Dataset extract ->

+-------+

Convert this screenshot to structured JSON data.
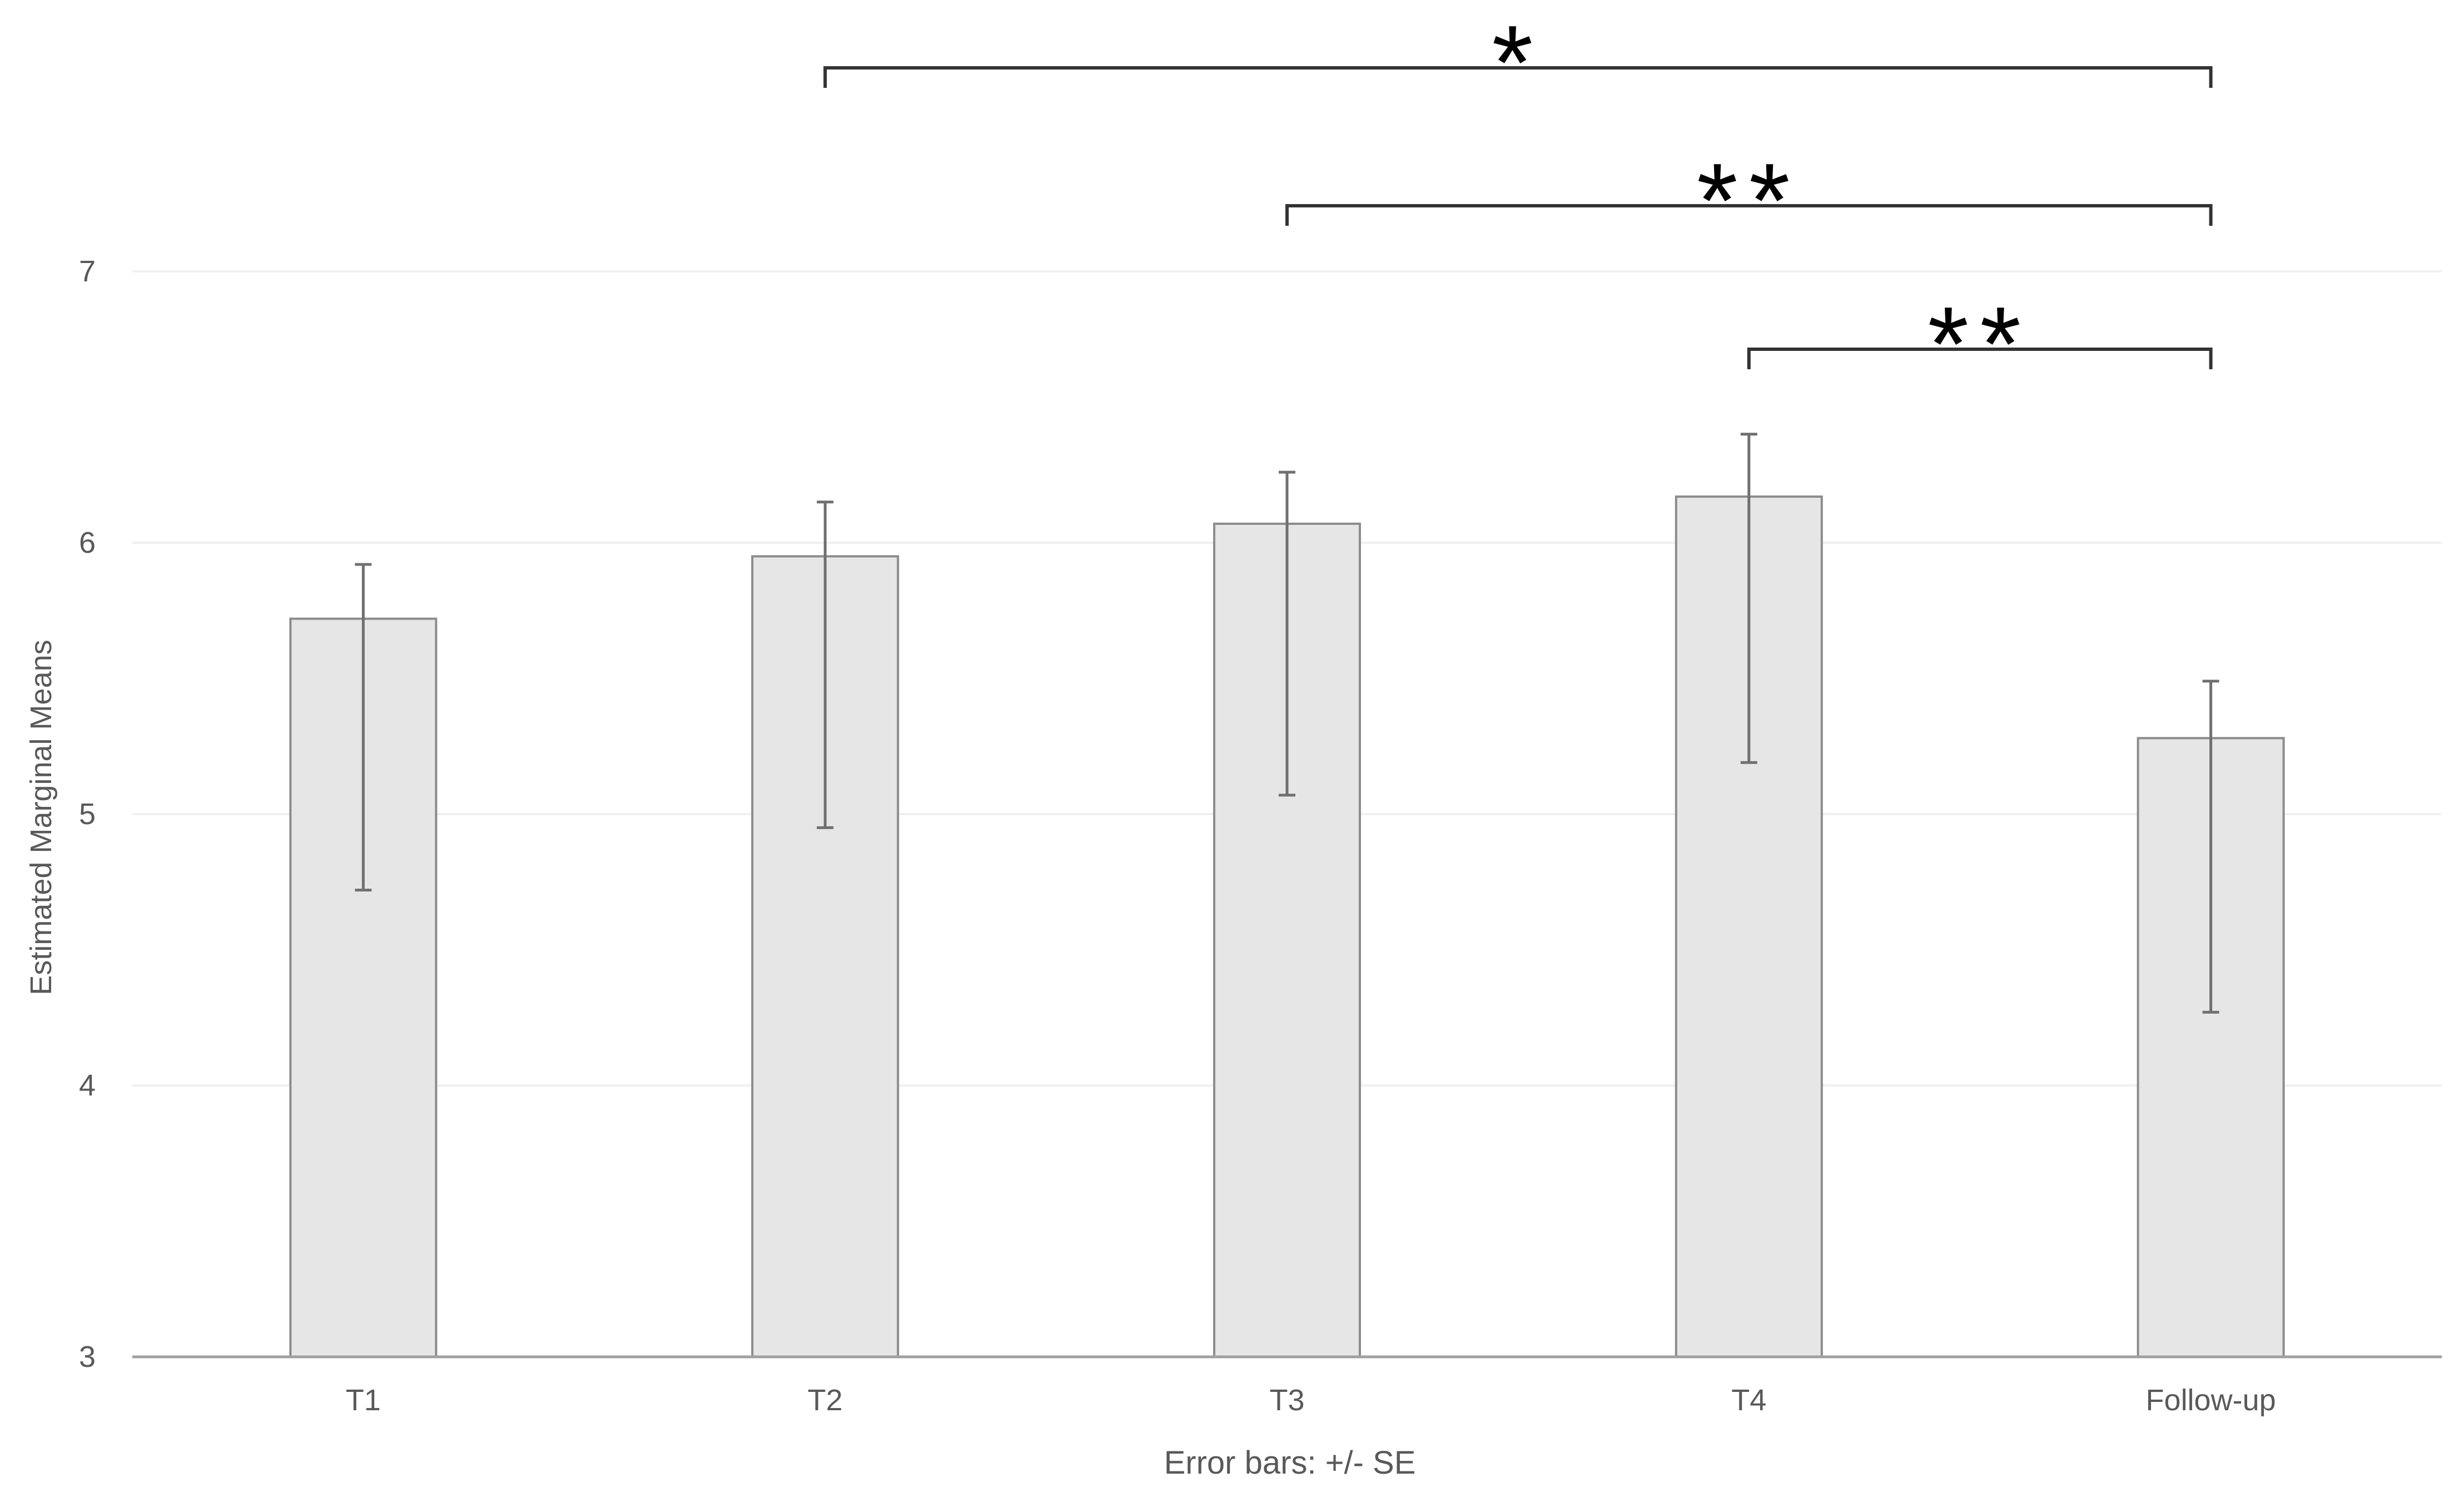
{
  "chart_data": {
    "type": "bar",
    "categories": [
      "T1",
      "T2",
      "T3",
      "T4",
      "Follow-up"
    ],
    "values": [
      5.72,
      5.95,
      6.07,
      6.17,
      5.28
    ],
    "error_low": [
      4.72,
      4.95,
      5.07,
      5.19,
      4.27
    ],
    "error_high": [
      5.92,
      6.15,
      6.26,
      6.4,
      5.49
    ],
    "ylabel": "Estimated Marginal Means",
    "xlabel": "Error bars: +/- SE",
    "ylim": [
      3,
      7.6
    ],
    "yticks": [
      3,
      4,
      5,
      6,
      7
    ],
    "grid": true,
    "legend": "none",
    "significance": [
      {
        "from": "T2",
        "to": "Follow-up",
        "label": "*"
      },
      {
        "from": "T3",
        "to": "Follow-up",
        "label": "**"
      },
      {
        "from": "T4",
        "to": "Follow-up",
        "label": "**"
      }
    ],
    "colors": {
      "bar_fill": "#e6e6e6",
      "bar_stroke": "#8c8c8c",
      "error_bar": "#707070",
      "gridline": "#f0f0f0",
      "axis": "#a0a0a0",
      "tick_text": "#595959",
      "bracket": "#333333",
      "star": "#000000"
    }
  }
}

+-------+

Requirement -> Using the material above, set down every line exactly, but skip the pictures.

Result for this exercise ->
Convert this screenshot to structured JSON data.
{
  "chart_data": {
    "type": "bar",
    "categories": [
      "T1",
      "T2",
      "T3",
      "T4",
      "Follow-up"
    ],
    "values": [
      5.72,
      5.95,
      6.07,
      6.17,
      5.28
    ],
    "error_low": [
      4.72,
      4.95,
      5.07,
      5.19,
      4.27
    ],
    "error_high": [
      5.92,
      6.15,
      6.26,
      6.4,
      5.49
    ],
    "ylabel": "Estimated Marginal Means",
    "xlabel": "Error bars: +/- SE",
    "ylim": [
      3,
      7.6
    ],
    "yticks": [
      3,
      4,
      5,
      6,
      7
    ],
    "grid": true,
    "legend": "none",
    "significance": [
      {
        "from": "T2",
        "to": "Follow-up",
        "label": "*"
      },
      {
        "from": "T3",
        "to": "Follow-up",
        "label": "**"
      },
      {
        "from": "T4",
        "to": "Follow-up",
        "label": "**"
      }
    ],
    "colors": {
      "bar_fill": "#e6e6e6",
      "bar_stroke": "#8c8c8c",
      "error_bar": "#707070",
      "gridline": "#f0f0f0",
      "axis": "#a0a0a0",
      "tick_text": "#595959",
      "bracket": "#333333",
      "star": "#000000"
    }
  }
}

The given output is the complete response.